What you should do — Your task is to copy the listing exactly, with the pictures left out.

Supplied data —
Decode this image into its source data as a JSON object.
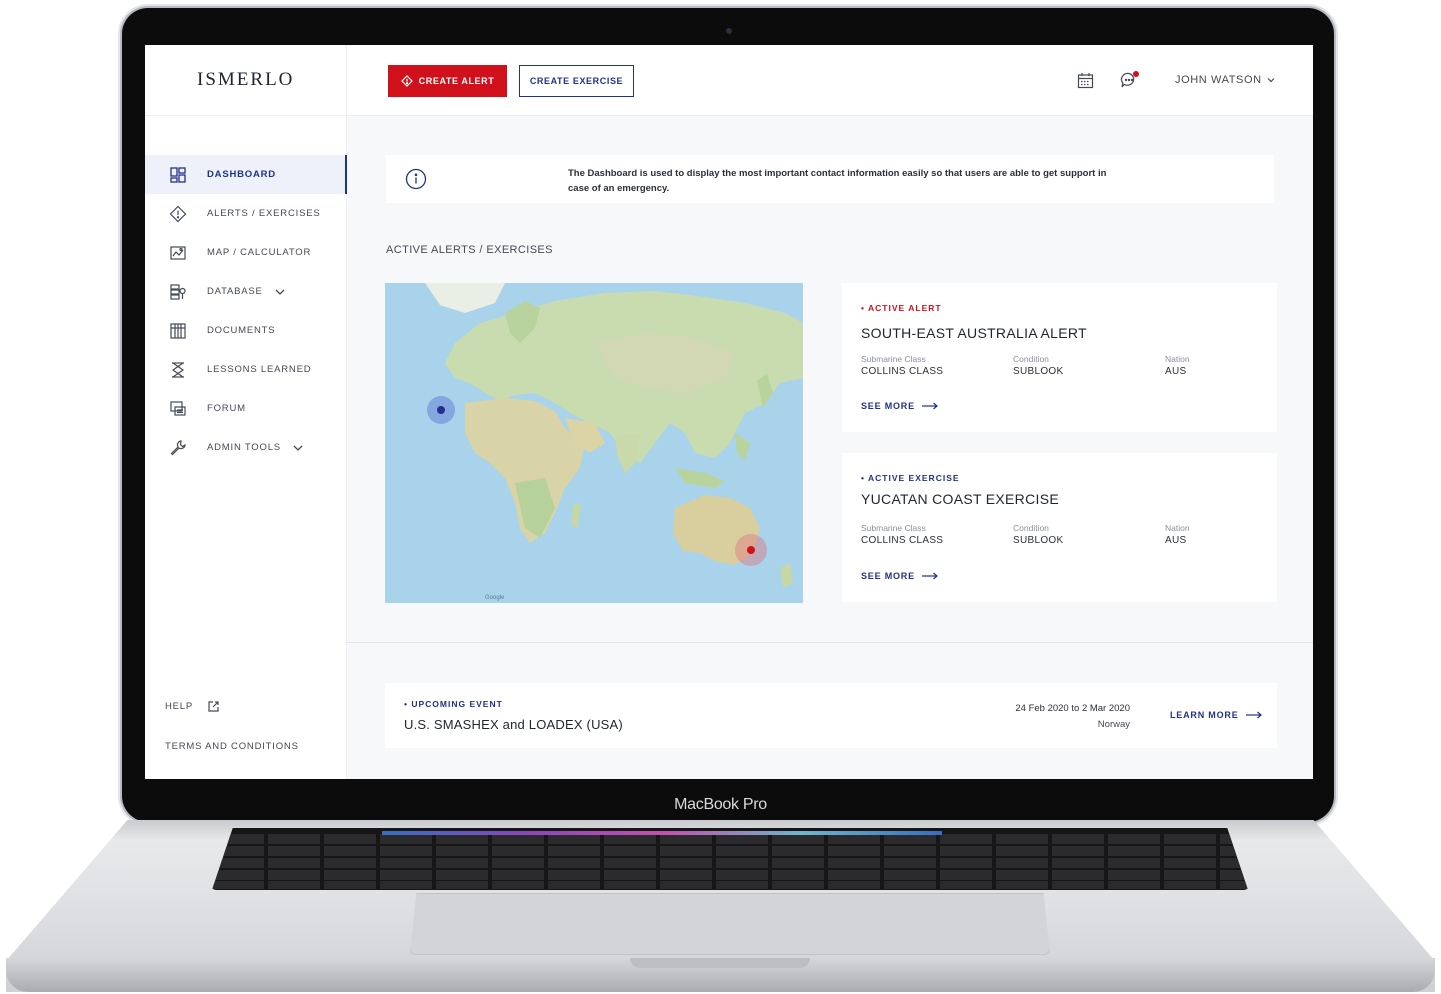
{
  "device": {
    "label": "MacBook Pro"
  },
  "app": {
    "logo": "ISMERLO"
  },
  "header": {
    "create_alert_label": "CREATE ALERT",
    "create_exercise_label": "CREATE EXERCISE",
    "user_name": "JOHN WATSON",
    "icons": [
      "calendar-icon",
      "chat-icon",
      "chevron-down-icon"
    ]
  },
  "sidebar": {
    "items": [
      {
        "label": "DASHBOARD",
        "icon": "dashboard-icon",
        "active": true
      },
      {
        "label": "ALERTS / EXERCISES",
        "icon": "alert-diamond-icon"
      },
      {
        "label": "MAP / CALCULATOR",
        "icon": "map-icon"
      },
      {
        "label": "DATABASE",
        "icon": "database-icon",
        "expandable": true
      },
      {
        "label": "DOCUMENTS",
        "icon": "documents-icon"
      },
      {
        "label": "LESSONS LEARNED",
        "icon": "lessons-icon"
      },
      {
        "label": "FORUM",
        "icon": "forum-icon"
      },
      {
        "label": "ADMIN TOOLS",
        "icon": "wrench-icon",
        "expandable": true
      }
    ],
    "help_label": "HELP",
    "terms_label": "TERMS AND CONDITIONS"
  },
  "info_banner": {
    "text": "The Dashboard is used to display the most important contact information easily so that users are able to get support in case of an emergency."
  },
  "section": {
    "title": "ACTIVE ALERTS / EXERCISES"
  },
  "map": {
    "attribution": "Google"
  },
  "cards": [
    {
      "tag": "• ACTIVE ALERT",
      "title": "SOUTH-EAST AUSTRALIA ALERT",
      "fields": [
        {
          "label": "Submarine Class",
          "value": "COLLINS CLASS"
        },
        {
          "label": "Condition",
          "value": "SUBLOOK"
        },
        {
          "label": "Nation",
          "value": "AUS"
        }
      ],
      "link": "SEE MORE"
    },
    {
      "tag": "• ACTIVE EXERCISE",
      "title": "YUCATAN COAST EXERCISE",
      "fields": [
        {
          "label": "Submarine Class",
          "value": "COLLINS CLASS"
        },
        {
          "label": "Condition",
          "value": "SUBLOOK"
        },
        {
          "label": "Nation",
          "value": "AUS"
        }
      ],
      "link": "SEE MORE"
    }
  ],
  "upcoming_event": {
    "tag": "• UPCOMING EVENT",
    "title": "U.S. SMASHEX and LOADEX (USA)",
    "start": "24 Feb 2020",
    "to": "to",
    "end": "2 Mar 2020",
    "location": "Norway",
    "link": "LEARN MORE"
  },
  "colors": {
    "accent_blue": "#22318a",
    "alert_red": "#d0101b",
    "background": "#f7f8fa"
  }
}
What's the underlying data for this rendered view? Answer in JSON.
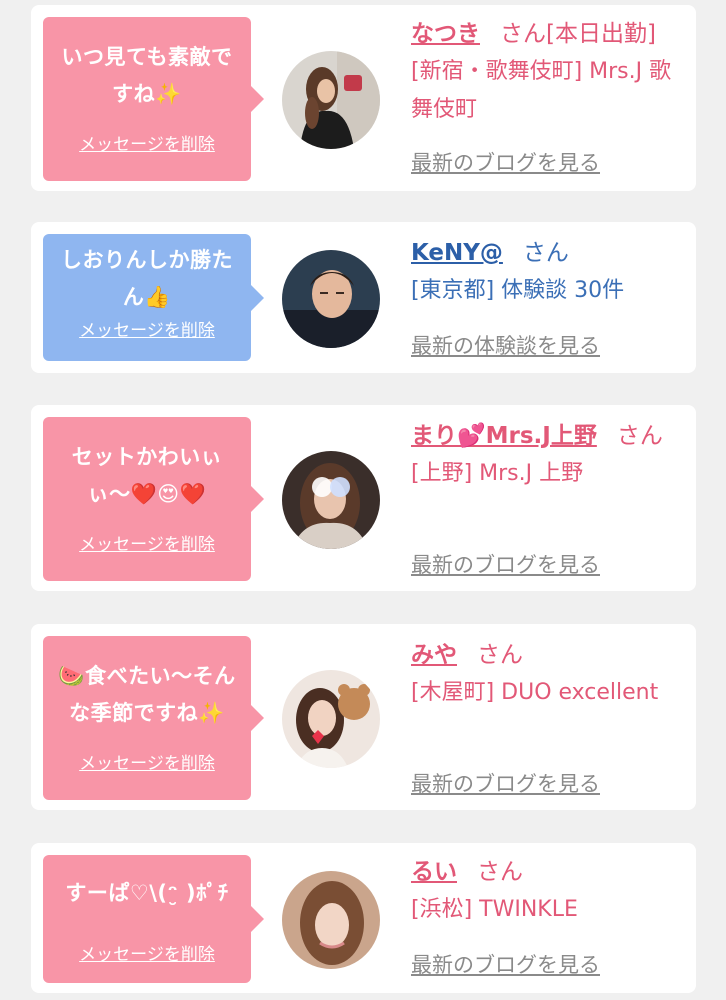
{
  "cards": [
    {
      "message": "いつ見ても素敵ですね✨",
      "delete_label": "メッセージを削除",
      "name": "なつき",
      "honorific": "さん",
      "status": "[本日出勤]",
      "detail": "[新宿・歌舞伎町] Mrs.J 歌舞伎町",
      "link": "最新のブログを見る",
      "bubble_color": "#f895a7"
    },
    {
      "message": "しおりんしか勝たん👍",
      "delete_label": "メッセージを削除",
      "name": "KeNY@",
      "honorific": "さん",
      "detail": "[東京都] 体験談 30件",
      "link": "最新の体験談を見る",
      "bubble_color": "#8fb6f0"
    },
    {
      "message": "セットかわいぃぃ〜❤️😍❤️",
      "delete_label": "メッセージを削除",
      "name": "まり💕Mrs.J上野",
      "honorific": "さん",
      "detail": "[上野] Mrs.J 上野",
      "link": "最新のブログを見る",
      "bubble_color": "#f895a7"
    },
    {
      "message": "🍉食べたい〜そんな季節ですね✨",
      "delete_label": "メッセージを削除",
      "name": "みや",
      "honorific": "さん",
      "detail": "[木屋町] DUO excellent",
      "link": "最新のブログを見る",
      "bubble_color": "#f895a7"
    },
    {
      "message": "すーぱ♡\\(ᵔ̮ )ﾎﾟﾁ",
      "delete_label": "メッセージを削除",
      "name": "るい",
      "honorific": "さん",
      "detail": "[浜松] TWINKLE",
      "link": "最新のブログを見る",
      "bubble_color": "#f895a7"
    }
  ]
}
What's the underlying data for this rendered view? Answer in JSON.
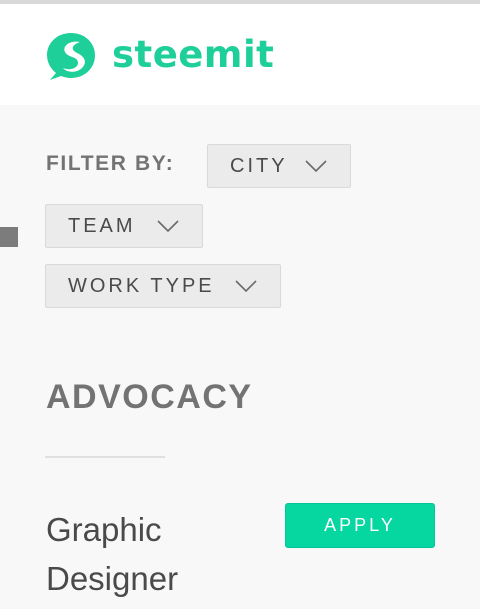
{
  "header": {
    "brand": "steemit",
    "logo_icon": "steemit-logo-icon",
    "brand_color": "#1fcf9a"
  },
  "filters": {
    "label": "FILTER BY:",
    "options": [
      {
        "label": "CITY",
        "icon": "chevron-down-icon"
      },
      {
        "label": "TEAM",
        "icon": "chevron-down-icon"
      },
      {
        "label": "WORK TYPE",
        "icon": "chevron-down-icon"
      }
    ]
  },
  "section": {
    "title": "ADVOCACY"
  },
  "jobs": [
    {
      "title": "Graphic Designer",
      "apply_label": "APPLY"
    }
  ],
  "colors": {
    "accent": "#06d6a0",
    "text_gray": "#737373",
    "chip_bg": "#ebebeb"
  }
}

Task output —
Decode this image into its source data as a JSON object.
{
  "device": {
    "label": "MacBook Pro"
  },
  "app": {
    "logo": "ISMERLO"
  },
  "header": {
    "create_alert_label": "CREATE ALERT",
    "create_exercise_label": "CREATE EXERCISE",
    "user_name": "JOHN WATSON",
    "icons": [
      "calendar-icon",
      "chat-icon",
      "chevron-down-icon"
    ]
  },
  "sidebar": {
    "items": [
      {
        "label": "DASHBOARD",
        "icon": "dashboard-icon",
        "active": true
      },
      {
        "label": "ALERTS / EXERCISES",
        "icon": "alert-diamond-icon"
      },
      {
        "label": "MAP / CALCULATOR",
        "icon": "map-icon"
      },
      {
        "label": "DATABASE",
        "icon": "database-icon",
        "expandable": true
      },
      {
        "label": "DOCUMENTS",
        "icon": "documents-icon"
      },
      {
        "label": "LESSONS LEARNED",
        "icon": "lessons-icon"
      },
      {
        "label": "FORUM",
        "icon": "forum-icon"
      },
      {
        "label": "ADMIN TOOLS",
        "icon": "wrench-icon",
        "expandable": true
      }
    ],
    "help_label": "HELP",
    "terms_label": "TERMS AND CONDITIONS"
  },
  "info_banner": {
    "text": "The Dashboard is used to display the most important contact information easily so that users are able to get support in case of an emergency."
  },
  "section": {
    "title": "ACTIVE ALERTS / EXERCISES"
  },
  "map": {
    "attribution": "Google"
  },
  "cards": [
    {
      "tag": "• ACTIVE ALERT",
      "title": "SOUTH-EAST AUSTRALIA ALERT",
      "fields": [
        {
          "label": "Submarine Class",
          "value": "COLLINS CLASS"
        },
        {
          "label": "Condition",
          "value": "SUBLOOK"
        },
        {
          "label": "Nation",
          "value": "AUS"
        }
      ],
      "link": "SEE MORE"
    },
    {
      "tag": "• ACTIVE EXERCISE",
      "title": "YUCATAN COAST EXERCISE",
      "fields": [
        {
          "label": "Submarine Class",
          "value": "COLLINS CLASS"
        },
        {
          "label": "Condition",
          "value": "SUBLOOK"
        },
        {
          "label": "Nation",
          "value": "AUS"
        }
      ],
      "link": "SEE MORE"
    }
  ],
  "upcoming_event": {
    "tag": "• UPCOMING EVENT",
    "title": "U.S. SMASHEX and LOADEX (USA)",
    "start": "24 Feb 2020",
    "to": "to",
    "end": "2 Mar 2020",
    "location": "Norway",
    "link": "LEARN MORE"
  },
  "colors": {
    "accent_blue": "#22318a",
    "alert_red": "#d0101b",
    "background": "#f7f8fa"
  }
}
What's the underlying data for this rendered view? Answer in JSON.
{
  "cards": [
    {
      "message": "いつ見ても素敵ですね✨",
      "delete_label": "メッセージを削除",
      "name": "なつき",
      "honorific": "さん",
      "status": "[本日出勤]",
      "detail": "[新宿・歌舞伎町] Mrs.J 歌舞伎町",
      "link": "最新のブログを見る",
      "bubble_color": "#f895a7"
    },
    {
      "message": "しおりんしか勝たん👍",
      "delete_label": "メッセージを削除",
      "name": "KeNY@",
      "honorific": "さん",
      "detail": "[東京都] 体験談 30件",
      "link": "最新の体験談を見る",
      "bubble_color": "#8fb6f0"
    },
    {
      "message": "セットかわいぃぃ〜❤️😍❤️",
      "delete_label": "メッセージを削除",
      "name": "まり💕Mrs.J上野",
      "honorific": "さん",
      "detail": "[上野] Mrs.J 上野",
      "link": "最新のブログを見る",
      "bubble_color": "#f895a7"
    },
    {
      "message": "🍉食べたい〜そんな季節ですね✨",
      "delete_label": "メッセージを削除",
      "name": "みや",
      "honorific": "さん",
      "detail": "[木屋町] DUO excellent",
      "link": "最新のブログを見る",
      "bubble_color": "#f895a7"
    },
    {
      "message": "すーぱ♡\\(ᵔ̮ )ﾎﾟﾁ",
      "delete_label": "メッセージを削除",
      "name": "るい",
      "honorific": "さん",
      "detail": "[浜松] TWINKLE",
      "link": "最新のブログを見る",
      "bubble_color": "#f895a7"
    }
  ]
}
What's the underlying data for this rendered view? Answer in JSON.
{
  "header": {
    "brand": "steemit",
    "logo_icon": "steemit-logo-icon",
    "brand_color": "#1fcf9a"
  },
  "filters": {
    "label": "FILTER BY:",
    "options": [
      {
        "label": "CITY",
        "icon": "chevron-down-icon"
      },
      {
        "label": "TEAM",
        "icon": "chevron-down-icon"
      },
      {
        "label": "WORK TYPE",
        "icon": "chevron-down-icon"
      }
    ]
  },
  "section": {
    "title": "ADVOCACY"
  },
  "jobs": [
    {
      "title": "Graphic Designer",
      "apply_label": "APPLY"
    }
  ],
  "colors": {
    "accent": "#06d6a0",
    "text_gray": "#737373",
    "chip_bg": "#ebebeb"
  }
}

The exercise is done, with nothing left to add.